* Start Extracted material *
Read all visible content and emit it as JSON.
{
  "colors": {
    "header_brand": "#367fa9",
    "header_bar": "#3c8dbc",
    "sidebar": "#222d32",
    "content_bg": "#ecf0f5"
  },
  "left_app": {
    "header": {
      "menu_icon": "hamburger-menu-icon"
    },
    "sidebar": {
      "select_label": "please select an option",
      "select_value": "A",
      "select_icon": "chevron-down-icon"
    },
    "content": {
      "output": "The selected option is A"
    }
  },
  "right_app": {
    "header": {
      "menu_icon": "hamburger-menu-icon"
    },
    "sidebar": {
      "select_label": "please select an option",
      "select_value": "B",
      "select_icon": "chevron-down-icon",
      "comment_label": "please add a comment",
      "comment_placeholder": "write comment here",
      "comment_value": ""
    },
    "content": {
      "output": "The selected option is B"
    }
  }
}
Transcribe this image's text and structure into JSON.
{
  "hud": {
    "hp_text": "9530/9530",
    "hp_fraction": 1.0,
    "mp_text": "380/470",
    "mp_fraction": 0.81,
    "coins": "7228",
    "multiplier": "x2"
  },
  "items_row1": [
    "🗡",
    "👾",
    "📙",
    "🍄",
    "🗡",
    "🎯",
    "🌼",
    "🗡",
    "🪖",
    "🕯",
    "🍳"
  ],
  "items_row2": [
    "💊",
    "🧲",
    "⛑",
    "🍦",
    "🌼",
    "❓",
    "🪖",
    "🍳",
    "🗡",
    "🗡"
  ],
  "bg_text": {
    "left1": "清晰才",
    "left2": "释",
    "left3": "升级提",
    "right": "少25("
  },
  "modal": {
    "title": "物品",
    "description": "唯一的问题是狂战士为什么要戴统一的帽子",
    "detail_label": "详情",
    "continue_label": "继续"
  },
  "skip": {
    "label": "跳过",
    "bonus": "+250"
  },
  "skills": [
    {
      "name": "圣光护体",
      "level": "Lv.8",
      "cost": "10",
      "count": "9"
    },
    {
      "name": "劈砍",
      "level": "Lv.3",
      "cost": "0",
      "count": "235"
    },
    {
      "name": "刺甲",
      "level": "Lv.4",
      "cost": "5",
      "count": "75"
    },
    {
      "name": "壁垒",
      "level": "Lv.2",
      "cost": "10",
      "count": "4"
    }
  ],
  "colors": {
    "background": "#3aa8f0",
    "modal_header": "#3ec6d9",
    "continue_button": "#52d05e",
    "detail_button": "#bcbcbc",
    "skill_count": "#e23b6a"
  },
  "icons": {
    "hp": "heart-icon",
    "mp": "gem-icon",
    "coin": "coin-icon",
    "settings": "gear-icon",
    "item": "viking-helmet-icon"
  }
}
* End Extracted material *
* [Set exercise]:
Repeat the records above exactly, leaving none out.

* [The completed task]:
Read all visible content and emit it as JSON.
{
  "colors": {
    "header_brand": "#367fa9",
    "header_bar": "#3c8dbc",
    "sidebar": "#222d32",
    "content_bg": "#ecf0f5"
  },
  "left_app": {
    "header": {
      "menu_icon": "hamburger-menu-icon"
    },
    "sidebar": {
      "select_label": "please select an option",
      "select_value": "A",
      "select_icon": "chevron-down-icon"
    },
    "content": {
      "output": "The selected option is A"
    }
  },
  "right_app": {
    "header": {
      "menu_icon": "hamburger-menu-icon"
    },
    "sidebar": {
      "select_label": "please select an option",
      "select_value": "B",
      "select_icon": "chevron-down-icon",
      "comment_label": "please add a comment",
      "comment_placeholder": "write comment here",
      "comment_value": ""
    },
    "content": {
      "output": "The selected option is B"
    }
  }
}
Transcribe this image's text and structure into JSON.
{
  "hud": {
    "hp_text": "9530/9530",
    "hp_fraction": 1.0,
    "mp_text": "380/470",
    "mp_fraction": 0.81,
    "coins": "7228",
    "multiplier": "x2"
  },
  "items_row1": [
    "🗡",
    "👾",
    "📙",
    "🍄",
    "🗡",
    "🎯",
    "🌼",
    "🗡",
    "🪖",
    "🕯",
    "🍳"
  ],
  "items_row2": [
    "💊",
    "🧲",
    "⛑",
    "🍦",
    "🌼",
    "❓",
    "🪖",
    "🍳",
    "🗡",
    "🗡"
  ],
  "bg_text": {
    "left1": "清晰才",
    "left2": "释",
    "left3": "升级提",
    "right": "少25("
  },
  "modal": {
    "title": "物品",
    "description": "唯一的问题是狂战士为什么要戴统一的帽子",
    "detail_label": "详情",
    "continue_label": "继续"
  },
  "skip": {
    "label": "跳过",
    "bonus": "+250"
  },
  "skills": [
    {
      "name": "圣光护体",
      "level": "Lv.8",
      "cost": "10",
      "count": "9"
    },
    {
      "name": "劈砍",
      "level": "Lv.3",
      "cost": "0",
      "count": "235"
    },
    {
      "name": "刺甲",
      "level": "Lv.4",
      "cost": "5",
      "count": "75"
    },
    {
      "name": "壁垒",
      "level": "Lv.2",
      "cost": "10",
      "count": "4"
    }
  ],
  "colors": {
    "background": "#3aa8f0",
    "modal_header": "#3ec6d9",
    "continue_button": "#52d05e",
    "detail_button": "#bcbcbc",
    "skill_count": "#e23b6a"
  },
  "icons": {
    "hp": "heart-icon",
    "mp": "gem-icon",
    "coin": "coin-icon",
    "settings": "gear-icon",
    "item": "viking-helmet-icon"
  }
}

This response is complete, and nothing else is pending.